:: Supplied material

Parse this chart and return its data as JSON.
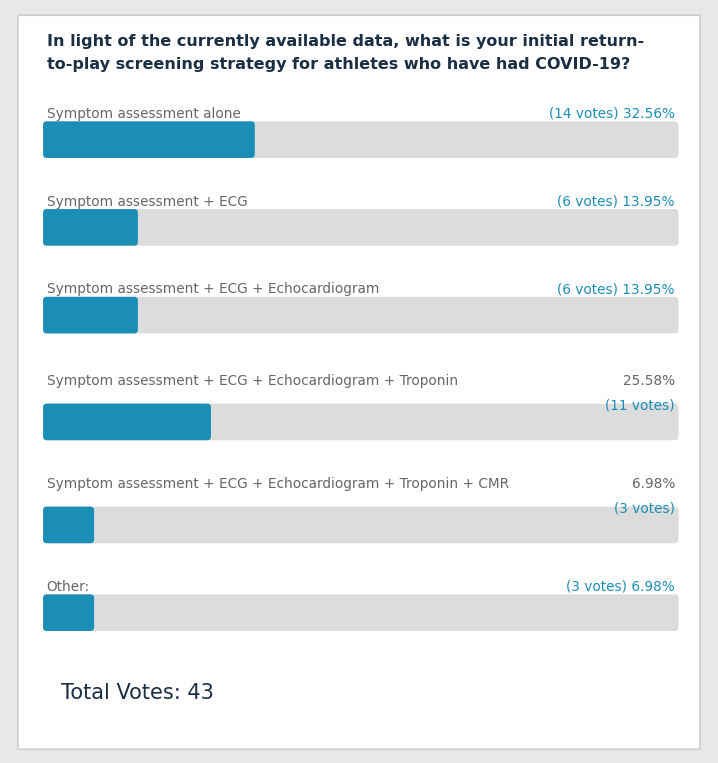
{
  "title_line1": "In light of the currently available data, what is your initial return-",
  "title_line2": "to-play screening strategy for athletes who have had COVID-19?",
  "title_fontsize": 11.5,
  "title_color": "#1a2e44",
  "background_color": "#ffffff",
  "outer_background": "#e8e8e8",
  "bar_color": "#1b8eb7",
  "bar_bg_color": "#dcdcdc",
  "total_votes": 43,
  "categories": [
    "Symptom assessment alone",
    "Symptom assessment + ECG",
    "Symptom assessment + ECG + Echocardiogram",
    "Symptom assessment + ECG + Echocardiogram + Troponin",
    "Symptom assessment + ECG + Echocardiogram + Troponin + CMR",
    "Other:"
  ],
  "percentages": [
    32.56,
    13.95,
    13.95,
    25.58,
    6.98,
    6.98
  ],
  "vote_labels": [
    "(14 votes)",
    "(6 votes)",
    "(6 votes)",
    "(11 votes)",
    "(3 votes)",
    "(3 votes)"
  ],
  "pct_labels": [
    "32.56%",
    "13.95%",
    "13.95%",
    "25.58%",
    "6.98%",
    "6.98%"
  ],
  "pct_colors": [
    "#555555",
    "#555555",
    "#555555",
    "#555555",
    "#555555",
    "#555555"
  ],
  "votes_color": "#1b8eb7",
  "label_same_line": [
    true,
    true,
    true,
    false,
    false,
    true
  ],
  "text_color": "#666666",
  "total_label": "Total Votes: 43",
  "total_fontsize": 15,
  "total_color": "#1a2e44"
}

::::

Problem requirements: Check each line above for the string "Troponin", then copy the ones that have it.

Solution for this problem:
    "Symptom assessment + ECG + Echocardiogram + Troponin",
    "Symptom assessment + ECG + Echocardiogram + Troponin + CMR",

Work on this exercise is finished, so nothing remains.